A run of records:
• • • • •
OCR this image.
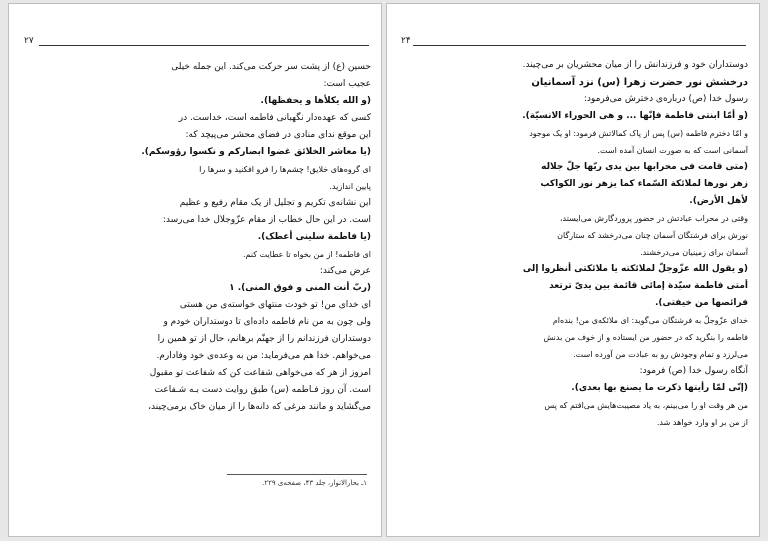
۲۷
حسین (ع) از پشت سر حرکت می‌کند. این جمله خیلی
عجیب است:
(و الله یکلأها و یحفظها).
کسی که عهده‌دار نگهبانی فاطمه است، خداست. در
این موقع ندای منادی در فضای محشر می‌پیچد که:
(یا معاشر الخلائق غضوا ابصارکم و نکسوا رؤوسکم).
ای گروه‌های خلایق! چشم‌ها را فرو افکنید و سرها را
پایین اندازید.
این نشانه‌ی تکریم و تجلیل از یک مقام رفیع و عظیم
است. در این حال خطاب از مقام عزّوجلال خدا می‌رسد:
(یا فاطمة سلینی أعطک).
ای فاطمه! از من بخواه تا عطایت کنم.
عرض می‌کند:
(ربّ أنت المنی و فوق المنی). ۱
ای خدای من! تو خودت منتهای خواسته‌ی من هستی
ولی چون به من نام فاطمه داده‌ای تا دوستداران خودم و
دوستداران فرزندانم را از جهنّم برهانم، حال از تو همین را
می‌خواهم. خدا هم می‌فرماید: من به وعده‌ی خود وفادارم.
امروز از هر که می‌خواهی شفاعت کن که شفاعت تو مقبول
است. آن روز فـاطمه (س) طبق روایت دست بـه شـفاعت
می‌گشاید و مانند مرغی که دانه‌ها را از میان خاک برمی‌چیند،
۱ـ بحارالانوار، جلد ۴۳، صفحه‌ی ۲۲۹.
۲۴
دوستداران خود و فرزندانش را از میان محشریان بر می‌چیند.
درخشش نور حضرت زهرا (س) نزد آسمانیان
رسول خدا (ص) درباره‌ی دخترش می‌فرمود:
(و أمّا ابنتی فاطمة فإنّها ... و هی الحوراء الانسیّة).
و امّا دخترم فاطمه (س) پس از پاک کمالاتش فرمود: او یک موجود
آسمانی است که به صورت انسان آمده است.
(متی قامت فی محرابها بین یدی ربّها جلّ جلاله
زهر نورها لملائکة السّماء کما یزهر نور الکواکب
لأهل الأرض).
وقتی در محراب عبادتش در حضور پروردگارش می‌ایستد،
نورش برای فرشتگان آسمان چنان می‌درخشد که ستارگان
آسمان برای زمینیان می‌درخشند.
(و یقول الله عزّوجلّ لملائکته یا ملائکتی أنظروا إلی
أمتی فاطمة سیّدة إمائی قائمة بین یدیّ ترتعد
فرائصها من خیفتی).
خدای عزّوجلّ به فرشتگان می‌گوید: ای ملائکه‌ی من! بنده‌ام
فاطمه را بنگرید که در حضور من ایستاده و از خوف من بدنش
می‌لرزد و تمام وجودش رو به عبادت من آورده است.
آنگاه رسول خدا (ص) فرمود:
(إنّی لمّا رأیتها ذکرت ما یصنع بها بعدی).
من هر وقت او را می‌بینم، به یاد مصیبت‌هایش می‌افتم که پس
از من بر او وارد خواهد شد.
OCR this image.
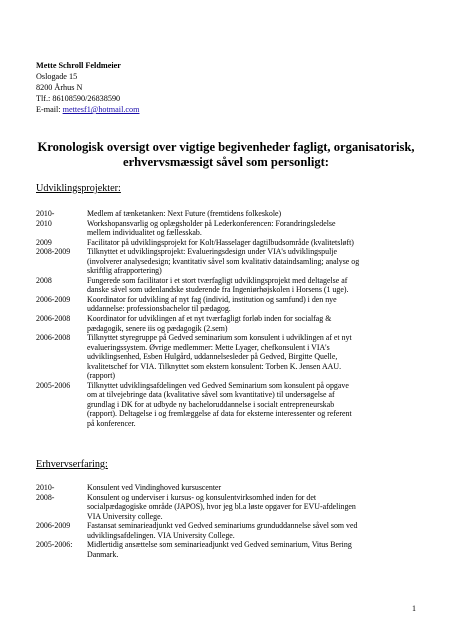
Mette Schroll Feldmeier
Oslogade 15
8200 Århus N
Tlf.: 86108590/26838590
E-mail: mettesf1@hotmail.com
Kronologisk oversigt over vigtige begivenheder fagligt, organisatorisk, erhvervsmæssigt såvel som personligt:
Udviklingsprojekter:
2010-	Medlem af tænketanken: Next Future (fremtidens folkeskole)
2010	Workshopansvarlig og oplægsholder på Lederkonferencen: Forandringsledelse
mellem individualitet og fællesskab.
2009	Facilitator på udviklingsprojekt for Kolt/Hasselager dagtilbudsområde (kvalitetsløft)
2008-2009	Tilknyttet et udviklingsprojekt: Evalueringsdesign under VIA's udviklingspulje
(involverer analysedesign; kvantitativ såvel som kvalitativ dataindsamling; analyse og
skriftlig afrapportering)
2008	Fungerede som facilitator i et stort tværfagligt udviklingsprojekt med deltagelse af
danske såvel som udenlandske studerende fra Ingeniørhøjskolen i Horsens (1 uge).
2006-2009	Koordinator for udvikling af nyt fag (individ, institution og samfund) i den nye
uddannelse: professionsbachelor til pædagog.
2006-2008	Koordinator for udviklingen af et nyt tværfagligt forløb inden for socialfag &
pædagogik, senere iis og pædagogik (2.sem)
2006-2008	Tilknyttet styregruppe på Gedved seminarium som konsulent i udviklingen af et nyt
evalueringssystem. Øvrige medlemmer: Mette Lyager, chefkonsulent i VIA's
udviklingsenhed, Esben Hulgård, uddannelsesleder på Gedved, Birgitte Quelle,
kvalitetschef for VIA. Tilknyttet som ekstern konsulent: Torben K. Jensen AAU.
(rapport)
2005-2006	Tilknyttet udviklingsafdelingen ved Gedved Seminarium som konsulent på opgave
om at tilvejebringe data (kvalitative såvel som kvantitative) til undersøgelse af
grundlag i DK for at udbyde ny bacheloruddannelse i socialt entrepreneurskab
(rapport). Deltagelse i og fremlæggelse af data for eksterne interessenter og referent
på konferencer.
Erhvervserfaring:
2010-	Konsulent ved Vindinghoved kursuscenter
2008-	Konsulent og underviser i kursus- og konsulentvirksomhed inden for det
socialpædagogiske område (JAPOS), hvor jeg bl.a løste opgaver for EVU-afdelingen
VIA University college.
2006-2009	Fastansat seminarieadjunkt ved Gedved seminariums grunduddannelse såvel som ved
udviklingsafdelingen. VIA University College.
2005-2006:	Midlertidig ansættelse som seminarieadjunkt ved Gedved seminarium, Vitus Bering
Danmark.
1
• • • • •
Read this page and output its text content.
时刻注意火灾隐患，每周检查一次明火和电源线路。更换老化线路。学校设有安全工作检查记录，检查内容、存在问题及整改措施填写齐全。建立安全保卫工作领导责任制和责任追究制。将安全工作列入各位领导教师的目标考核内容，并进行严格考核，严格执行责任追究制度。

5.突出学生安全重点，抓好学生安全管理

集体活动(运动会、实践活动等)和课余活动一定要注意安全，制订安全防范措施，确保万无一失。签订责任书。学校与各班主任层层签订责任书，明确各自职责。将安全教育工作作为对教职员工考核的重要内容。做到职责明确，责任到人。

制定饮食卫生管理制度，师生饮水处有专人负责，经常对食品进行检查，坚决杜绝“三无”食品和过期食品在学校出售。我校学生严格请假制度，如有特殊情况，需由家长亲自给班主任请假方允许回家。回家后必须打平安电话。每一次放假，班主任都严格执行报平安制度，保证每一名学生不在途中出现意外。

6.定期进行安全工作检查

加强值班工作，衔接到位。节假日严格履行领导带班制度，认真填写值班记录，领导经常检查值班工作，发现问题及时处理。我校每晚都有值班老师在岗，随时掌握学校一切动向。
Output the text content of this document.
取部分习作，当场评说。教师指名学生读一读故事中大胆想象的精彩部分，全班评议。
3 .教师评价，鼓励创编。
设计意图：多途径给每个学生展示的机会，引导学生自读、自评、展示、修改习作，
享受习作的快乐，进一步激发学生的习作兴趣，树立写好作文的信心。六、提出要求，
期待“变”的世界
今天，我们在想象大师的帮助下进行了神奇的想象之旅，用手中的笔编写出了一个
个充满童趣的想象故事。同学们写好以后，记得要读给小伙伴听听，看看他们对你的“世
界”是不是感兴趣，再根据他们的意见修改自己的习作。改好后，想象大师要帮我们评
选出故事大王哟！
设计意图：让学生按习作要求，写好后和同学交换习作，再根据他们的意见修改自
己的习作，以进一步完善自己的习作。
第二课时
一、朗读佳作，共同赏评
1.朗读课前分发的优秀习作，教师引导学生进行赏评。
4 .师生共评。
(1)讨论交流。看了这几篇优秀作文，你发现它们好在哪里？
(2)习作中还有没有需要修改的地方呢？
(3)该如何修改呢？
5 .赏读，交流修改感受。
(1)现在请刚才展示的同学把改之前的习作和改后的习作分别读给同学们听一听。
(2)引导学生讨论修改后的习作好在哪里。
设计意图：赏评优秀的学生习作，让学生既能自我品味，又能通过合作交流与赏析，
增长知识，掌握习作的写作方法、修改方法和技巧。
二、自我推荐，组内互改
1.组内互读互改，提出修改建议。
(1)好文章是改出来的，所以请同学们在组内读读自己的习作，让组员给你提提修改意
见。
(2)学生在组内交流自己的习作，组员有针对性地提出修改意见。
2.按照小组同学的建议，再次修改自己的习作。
• • • • •
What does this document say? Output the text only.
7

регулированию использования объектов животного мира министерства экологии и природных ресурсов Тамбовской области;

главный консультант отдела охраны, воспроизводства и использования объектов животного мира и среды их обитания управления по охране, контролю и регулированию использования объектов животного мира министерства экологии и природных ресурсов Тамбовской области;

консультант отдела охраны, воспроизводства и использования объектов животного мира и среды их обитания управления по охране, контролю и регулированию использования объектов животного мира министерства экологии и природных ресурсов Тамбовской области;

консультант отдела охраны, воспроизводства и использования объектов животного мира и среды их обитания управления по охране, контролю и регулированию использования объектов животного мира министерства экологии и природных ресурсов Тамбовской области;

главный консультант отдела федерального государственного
• • • • •
-- Problem to work on --
Scan the records above for the string "inden", then select every line that holds it.

-- Solution to this exercise --
2006-2008	Koordinator for udviklingen af et nyt tværfagligt forløb inden for socialfag &
2008-	Konsulent og underviser i kursus- og konsulentvirksomhed inden for det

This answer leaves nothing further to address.